* **Records for this task**
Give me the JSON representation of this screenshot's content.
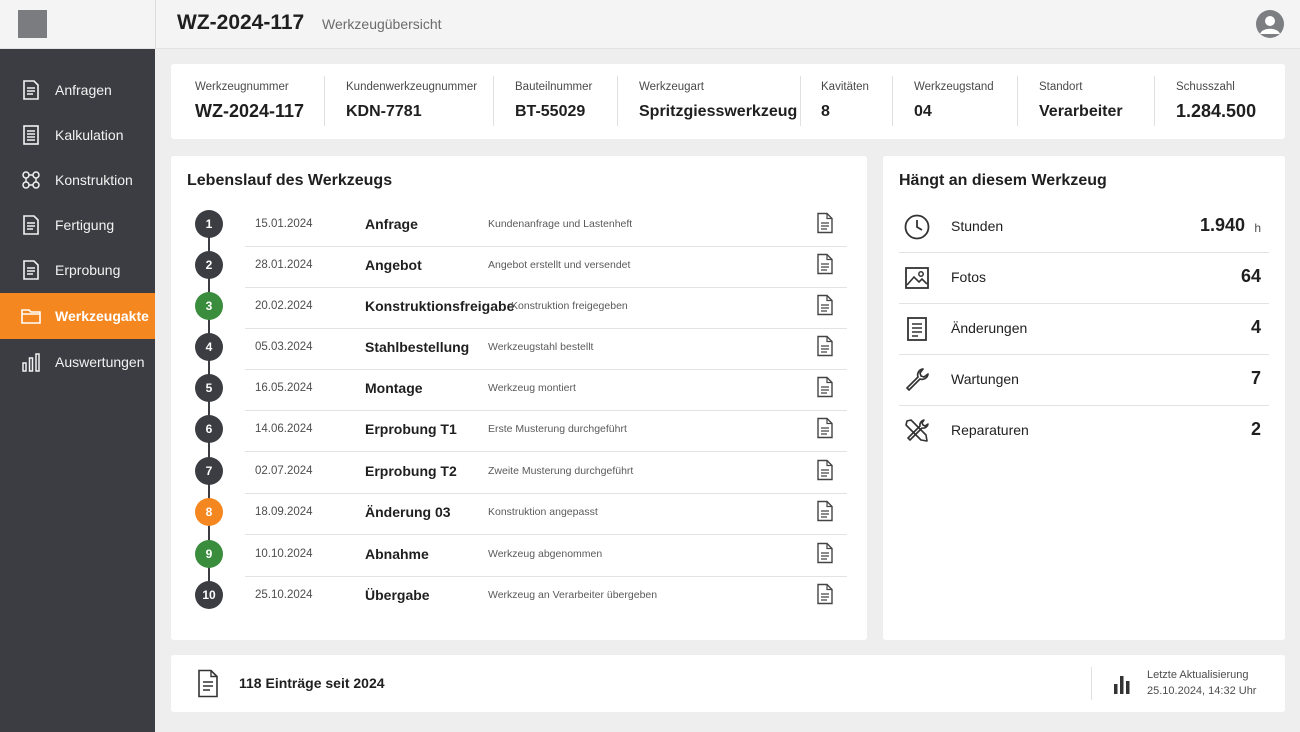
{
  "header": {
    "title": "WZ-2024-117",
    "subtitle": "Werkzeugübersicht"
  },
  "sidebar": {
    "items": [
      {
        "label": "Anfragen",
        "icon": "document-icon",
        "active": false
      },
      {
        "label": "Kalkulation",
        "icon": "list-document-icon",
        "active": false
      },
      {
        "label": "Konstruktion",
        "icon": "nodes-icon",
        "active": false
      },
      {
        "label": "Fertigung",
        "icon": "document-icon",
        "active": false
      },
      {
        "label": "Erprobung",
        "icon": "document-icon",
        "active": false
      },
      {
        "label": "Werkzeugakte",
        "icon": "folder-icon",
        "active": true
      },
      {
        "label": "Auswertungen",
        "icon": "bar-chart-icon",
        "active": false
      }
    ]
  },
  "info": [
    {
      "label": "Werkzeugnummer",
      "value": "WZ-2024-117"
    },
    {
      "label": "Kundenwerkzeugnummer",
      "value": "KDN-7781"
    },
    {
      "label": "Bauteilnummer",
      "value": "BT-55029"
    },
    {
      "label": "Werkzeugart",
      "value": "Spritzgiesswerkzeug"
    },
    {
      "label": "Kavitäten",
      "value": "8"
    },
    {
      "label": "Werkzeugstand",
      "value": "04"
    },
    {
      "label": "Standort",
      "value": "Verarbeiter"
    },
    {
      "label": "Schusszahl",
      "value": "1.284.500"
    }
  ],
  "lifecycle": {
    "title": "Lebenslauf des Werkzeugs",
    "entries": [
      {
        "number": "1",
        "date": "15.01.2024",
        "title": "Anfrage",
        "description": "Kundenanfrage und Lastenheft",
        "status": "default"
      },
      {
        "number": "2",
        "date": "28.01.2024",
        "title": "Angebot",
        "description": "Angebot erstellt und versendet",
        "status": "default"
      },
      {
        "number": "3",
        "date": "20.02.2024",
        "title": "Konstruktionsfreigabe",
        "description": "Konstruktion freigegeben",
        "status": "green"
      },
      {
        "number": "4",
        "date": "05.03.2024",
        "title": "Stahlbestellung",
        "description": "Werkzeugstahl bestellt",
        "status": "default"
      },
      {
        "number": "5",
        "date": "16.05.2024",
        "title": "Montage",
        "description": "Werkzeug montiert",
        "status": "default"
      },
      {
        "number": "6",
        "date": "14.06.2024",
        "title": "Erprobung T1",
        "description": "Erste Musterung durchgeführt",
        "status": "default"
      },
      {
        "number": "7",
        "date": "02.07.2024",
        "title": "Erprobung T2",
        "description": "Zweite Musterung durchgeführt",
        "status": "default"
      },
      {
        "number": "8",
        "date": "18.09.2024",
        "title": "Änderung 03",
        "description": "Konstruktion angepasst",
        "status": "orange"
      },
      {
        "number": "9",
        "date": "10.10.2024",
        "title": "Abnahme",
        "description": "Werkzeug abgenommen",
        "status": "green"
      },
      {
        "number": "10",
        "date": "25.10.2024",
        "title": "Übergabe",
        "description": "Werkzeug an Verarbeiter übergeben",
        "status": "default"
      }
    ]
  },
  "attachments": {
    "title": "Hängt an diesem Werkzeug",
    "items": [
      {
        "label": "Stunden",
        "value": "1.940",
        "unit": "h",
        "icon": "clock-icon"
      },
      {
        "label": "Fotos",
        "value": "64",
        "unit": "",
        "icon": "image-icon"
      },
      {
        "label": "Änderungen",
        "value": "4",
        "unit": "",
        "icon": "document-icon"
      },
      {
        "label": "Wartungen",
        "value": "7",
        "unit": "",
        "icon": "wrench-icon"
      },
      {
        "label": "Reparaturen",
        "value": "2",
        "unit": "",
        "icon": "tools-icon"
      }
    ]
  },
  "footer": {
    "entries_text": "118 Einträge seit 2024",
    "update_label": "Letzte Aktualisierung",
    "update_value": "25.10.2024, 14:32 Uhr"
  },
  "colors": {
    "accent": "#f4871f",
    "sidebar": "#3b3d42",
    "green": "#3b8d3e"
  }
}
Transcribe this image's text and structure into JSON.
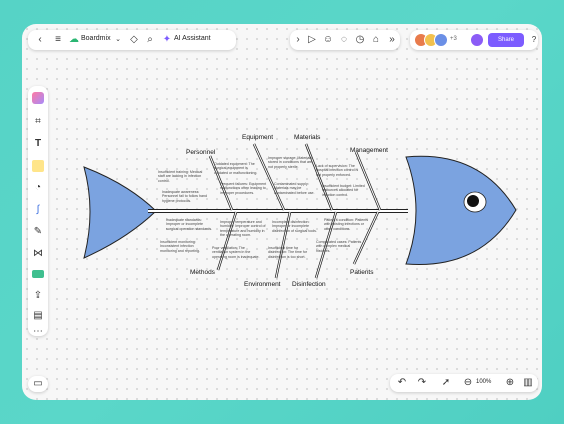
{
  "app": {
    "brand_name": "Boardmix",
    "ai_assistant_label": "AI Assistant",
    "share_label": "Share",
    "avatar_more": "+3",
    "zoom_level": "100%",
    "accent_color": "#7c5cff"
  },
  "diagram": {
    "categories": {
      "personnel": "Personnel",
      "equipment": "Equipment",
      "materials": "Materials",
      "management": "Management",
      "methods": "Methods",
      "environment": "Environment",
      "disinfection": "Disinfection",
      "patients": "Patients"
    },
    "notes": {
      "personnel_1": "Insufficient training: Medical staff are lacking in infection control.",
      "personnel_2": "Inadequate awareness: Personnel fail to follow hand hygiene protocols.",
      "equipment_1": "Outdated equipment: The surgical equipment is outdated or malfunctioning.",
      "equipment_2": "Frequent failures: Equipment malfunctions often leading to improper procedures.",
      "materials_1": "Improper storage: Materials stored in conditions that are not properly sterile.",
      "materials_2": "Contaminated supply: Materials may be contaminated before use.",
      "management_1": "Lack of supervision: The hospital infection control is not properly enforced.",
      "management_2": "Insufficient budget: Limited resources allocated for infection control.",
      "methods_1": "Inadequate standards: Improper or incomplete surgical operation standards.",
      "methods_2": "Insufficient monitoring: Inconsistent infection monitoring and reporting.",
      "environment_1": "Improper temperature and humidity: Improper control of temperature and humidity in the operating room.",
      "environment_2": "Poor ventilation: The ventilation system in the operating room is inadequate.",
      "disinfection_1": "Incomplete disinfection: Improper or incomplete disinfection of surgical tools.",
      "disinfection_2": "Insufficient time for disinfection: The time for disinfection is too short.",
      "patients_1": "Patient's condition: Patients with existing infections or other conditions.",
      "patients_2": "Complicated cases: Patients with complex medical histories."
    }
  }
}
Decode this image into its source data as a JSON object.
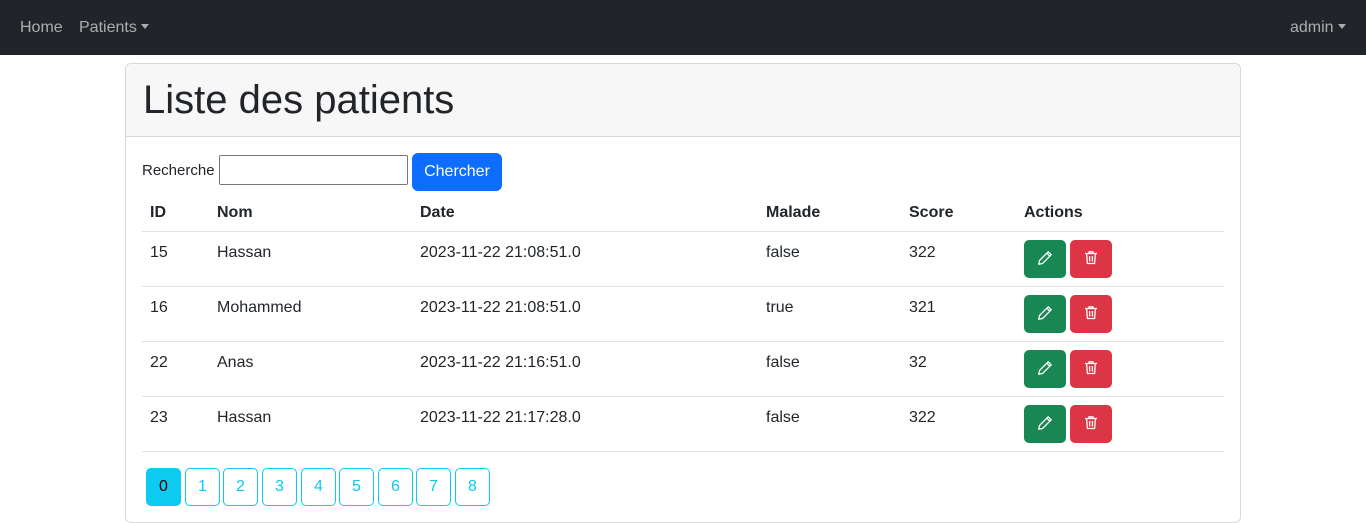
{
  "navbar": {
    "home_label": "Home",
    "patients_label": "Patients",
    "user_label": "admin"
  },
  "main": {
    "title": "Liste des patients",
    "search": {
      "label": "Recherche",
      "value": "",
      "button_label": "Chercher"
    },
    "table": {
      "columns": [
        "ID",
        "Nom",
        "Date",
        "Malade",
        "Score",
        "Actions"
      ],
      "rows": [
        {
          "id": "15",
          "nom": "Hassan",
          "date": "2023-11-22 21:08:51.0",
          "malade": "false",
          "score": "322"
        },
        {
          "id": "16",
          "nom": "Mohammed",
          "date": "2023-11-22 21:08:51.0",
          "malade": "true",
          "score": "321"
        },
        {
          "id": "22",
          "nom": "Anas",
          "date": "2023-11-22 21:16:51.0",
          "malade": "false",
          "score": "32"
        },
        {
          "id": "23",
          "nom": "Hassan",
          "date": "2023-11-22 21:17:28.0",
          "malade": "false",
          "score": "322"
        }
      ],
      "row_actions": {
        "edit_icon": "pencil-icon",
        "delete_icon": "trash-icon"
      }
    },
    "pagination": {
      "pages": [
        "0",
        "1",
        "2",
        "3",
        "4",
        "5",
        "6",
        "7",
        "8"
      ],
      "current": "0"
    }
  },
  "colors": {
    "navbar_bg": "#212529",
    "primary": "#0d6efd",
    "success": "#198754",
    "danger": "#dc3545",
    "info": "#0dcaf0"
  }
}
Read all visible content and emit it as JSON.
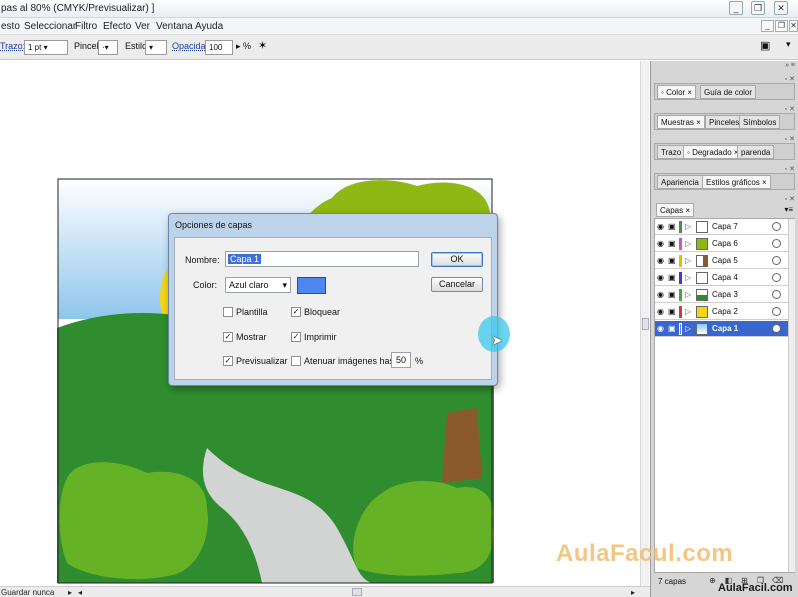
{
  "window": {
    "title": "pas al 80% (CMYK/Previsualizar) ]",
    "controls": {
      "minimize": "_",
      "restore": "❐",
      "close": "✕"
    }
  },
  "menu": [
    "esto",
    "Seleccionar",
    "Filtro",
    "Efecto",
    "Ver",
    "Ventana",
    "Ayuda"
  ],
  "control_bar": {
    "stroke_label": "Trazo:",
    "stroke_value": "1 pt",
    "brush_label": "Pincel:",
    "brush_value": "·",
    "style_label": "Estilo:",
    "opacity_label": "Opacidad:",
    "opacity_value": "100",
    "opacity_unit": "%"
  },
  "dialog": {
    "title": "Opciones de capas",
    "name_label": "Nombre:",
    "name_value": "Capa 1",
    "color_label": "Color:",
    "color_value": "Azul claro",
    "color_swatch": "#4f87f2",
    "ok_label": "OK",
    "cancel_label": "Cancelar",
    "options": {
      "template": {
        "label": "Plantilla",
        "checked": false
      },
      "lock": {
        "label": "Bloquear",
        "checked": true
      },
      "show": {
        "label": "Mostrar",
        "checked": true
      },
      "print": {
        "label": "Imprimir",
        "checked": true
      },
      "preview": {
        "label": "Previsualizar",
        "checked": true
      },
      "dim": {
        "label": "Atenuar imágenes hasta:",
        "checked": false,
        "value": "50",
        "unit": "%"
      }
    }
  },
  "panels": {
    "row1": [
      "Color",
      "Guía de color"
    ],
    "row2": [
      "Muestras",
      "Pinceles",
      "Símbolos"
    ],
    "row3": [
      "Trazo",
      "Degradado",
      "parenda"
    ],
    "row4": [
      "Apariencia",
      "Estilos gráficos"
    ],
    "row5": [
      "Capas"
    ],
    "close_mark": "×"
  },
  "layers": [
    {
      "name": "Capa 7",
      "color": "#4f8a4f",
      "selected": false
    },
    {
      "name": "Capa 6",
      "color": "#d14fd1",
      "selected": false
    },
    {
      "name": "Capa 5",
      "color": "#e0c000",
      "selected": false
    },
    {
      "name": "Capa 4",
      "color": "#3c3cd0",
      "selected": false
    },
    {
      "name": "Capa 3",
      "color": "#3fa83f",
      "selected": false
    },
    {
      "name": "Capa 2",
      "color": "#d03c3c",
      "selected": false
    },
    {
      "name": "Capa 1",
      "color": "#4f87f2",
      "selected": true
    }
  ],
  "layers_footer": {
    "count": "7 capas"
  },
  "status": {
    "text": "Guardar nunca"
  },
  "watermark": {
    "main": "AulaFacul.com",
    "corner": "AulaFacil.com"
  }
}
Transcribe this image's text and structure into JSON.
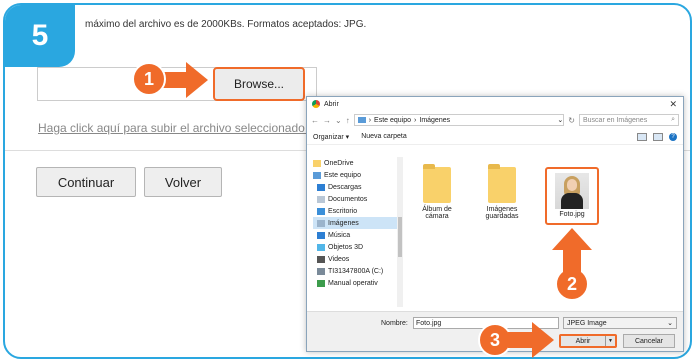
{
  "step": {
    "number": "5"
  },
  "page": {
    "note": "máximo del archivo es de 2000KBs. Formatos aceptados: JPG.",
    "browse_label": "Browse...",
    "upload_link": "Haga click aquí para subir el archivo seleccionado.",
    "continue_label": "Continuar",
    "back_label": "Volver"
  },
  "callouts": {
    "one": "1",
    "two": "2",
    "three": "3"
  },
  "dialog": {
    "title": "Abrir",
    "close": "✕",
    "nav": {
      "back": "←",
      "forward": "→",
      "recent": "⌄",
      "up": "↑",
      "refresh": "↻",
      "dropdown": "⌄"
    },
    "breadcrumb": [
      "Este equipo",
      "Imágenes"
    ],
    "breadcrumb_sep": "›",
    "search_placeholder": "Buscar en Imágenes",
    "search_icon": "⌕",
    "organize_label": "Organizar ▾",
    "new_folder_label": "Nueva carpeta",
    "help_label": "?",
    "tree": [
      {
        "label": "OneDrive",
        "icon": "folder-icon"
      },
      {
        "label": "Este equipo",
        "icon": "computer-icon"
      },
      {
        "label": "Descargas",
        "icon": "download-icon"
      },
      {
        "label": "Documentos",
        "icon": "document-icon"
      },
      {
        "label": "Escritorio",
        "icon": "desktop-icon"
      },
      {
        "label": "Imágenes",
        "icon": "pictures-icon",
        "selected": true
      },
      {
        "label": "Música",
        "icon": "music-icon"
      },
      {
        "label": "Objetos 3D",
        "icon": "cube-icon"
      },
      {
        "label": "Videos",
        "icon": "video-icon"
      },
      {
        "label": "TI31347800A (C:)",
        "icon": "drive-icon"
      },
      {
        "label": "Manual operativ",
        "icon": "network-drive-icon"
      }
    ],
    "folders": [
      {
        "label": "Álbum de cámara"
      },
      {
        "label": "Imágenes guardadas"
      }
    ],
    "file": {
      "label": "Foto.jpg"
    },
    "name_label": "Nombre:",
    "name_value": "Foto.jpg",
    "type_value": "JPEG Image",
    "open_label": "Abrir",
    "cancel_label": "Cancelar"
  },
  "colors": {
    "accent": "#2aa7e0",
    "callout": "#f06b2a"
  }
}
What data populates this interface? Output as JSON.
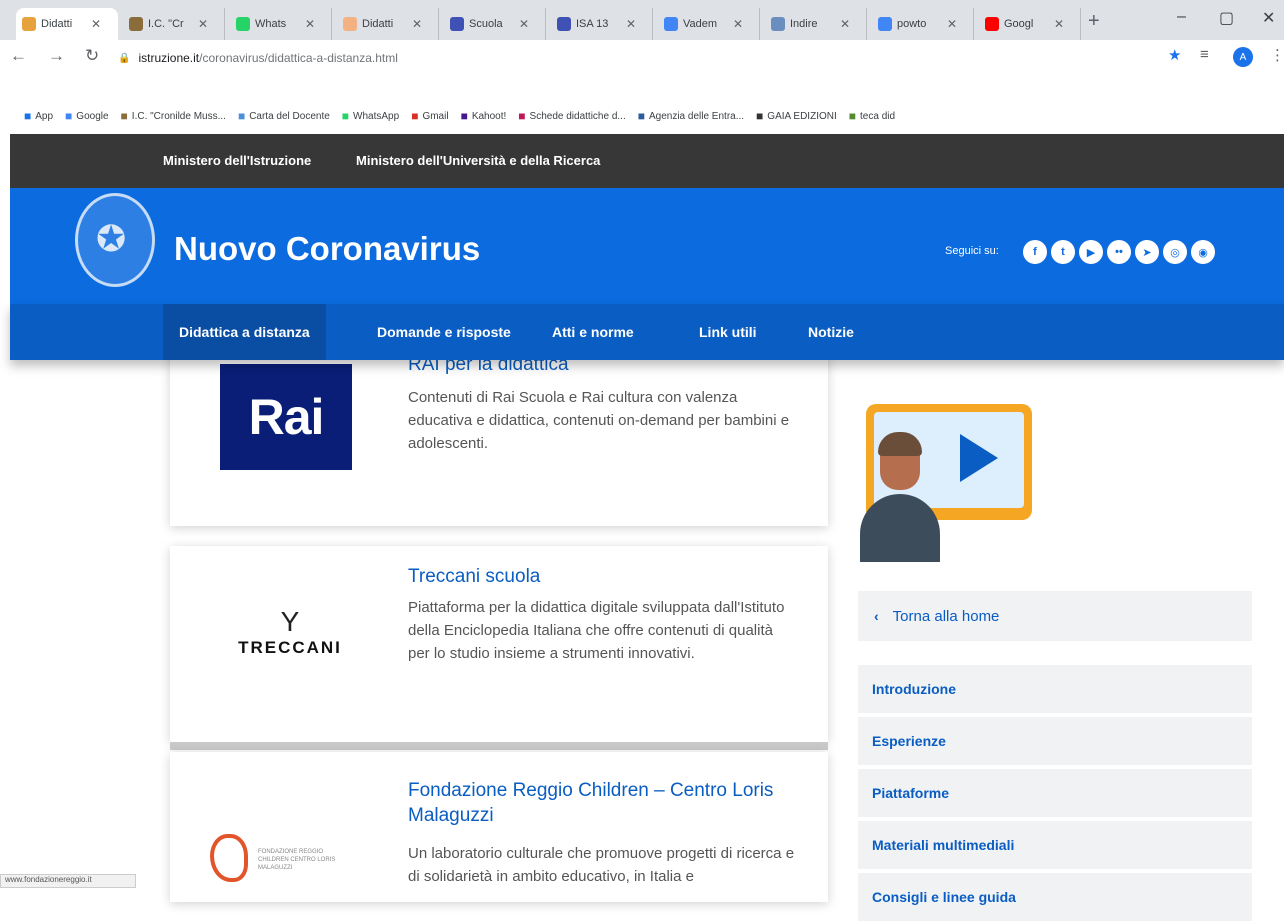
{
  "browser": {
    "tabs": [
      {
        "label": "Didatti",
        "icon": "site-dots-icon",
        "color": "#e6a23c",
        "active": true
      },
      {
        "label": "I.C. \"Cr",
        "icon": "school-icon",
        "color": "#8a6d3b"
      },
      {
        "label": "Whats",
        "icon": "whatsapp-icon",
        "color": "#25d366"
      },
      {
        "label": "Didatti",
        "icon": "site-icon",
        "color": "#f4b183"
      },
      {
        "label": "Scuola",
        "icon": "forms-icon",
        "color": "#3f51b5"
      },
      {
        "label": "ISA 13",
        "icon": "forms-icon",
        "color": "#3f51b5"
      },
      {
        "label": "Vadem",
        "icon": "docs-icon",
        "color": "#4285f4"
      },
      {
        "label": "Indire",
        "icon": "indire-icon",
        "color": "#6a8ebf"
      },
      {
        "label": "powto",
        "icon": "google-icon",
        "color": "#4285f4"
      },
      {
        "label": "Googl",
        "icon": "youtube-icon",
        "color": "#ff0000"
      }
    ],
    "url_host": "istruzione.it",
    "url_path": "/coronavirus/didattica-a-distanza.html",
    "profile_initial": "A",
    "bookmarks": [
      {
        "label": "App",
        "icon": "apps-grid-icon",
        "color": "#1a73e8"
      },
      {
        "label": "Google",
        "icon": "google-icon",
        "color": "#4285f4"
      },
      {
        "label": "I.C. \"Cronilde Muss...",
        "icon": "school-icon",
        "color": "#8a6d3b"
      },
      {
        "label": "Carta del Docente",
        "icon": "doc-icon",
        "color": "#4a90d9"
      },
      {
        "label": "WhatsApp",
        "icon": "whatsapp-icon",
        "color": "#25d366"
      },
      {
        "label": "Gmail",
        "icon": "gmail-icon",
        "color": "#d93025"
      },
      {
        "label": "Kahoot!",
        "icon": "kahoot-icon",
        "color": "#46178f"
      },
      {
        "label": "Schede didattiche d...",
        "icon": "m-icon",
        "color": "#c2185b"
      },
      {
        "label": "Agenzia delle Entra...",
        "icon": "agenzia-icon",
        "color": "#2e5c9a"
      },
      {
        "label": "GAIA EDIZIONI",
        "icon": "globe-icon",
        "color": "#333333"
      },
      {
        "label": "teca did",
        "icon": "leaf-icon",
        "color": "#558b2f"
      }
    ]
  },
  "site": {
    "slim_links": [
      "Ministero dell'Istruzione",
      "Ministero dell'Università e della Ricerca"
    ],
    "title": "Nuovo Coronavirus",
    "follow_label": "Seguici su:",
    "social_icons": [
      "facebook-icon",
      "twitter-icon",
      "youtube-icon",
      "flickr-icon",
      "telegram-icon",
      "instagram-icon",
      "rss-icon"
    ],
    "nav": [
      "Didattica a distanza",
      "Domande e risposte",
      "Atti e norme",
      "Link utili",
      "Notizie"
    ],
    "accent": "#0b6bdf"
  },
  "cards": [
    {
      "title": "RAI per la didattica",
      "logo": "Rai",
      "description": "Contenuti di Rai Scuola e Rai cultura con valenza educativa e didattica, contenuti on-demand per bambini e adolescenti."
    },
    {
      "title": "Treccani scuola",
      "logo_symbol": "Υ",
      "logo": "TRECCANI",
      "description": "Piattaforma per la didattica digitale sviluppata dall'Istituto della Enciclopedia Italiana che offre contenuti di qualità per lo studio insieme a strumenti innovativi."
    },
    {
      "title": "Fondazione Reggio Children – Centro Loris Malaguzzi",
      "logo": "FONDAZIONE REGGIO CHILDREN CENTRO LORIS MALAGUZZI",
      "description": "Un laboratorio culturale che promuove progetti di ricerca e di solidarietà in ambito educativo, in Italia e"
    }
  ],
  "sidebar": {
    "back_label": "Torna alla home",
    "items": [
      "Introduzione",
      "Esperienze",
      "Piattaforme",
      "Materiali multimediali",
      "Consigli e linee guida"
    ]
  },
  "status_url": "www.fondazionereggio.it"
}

* **Task to carry out**
For the entries above, count the lines that contain the string "data", and state that number without further comment.

* **Response for this exercise**
2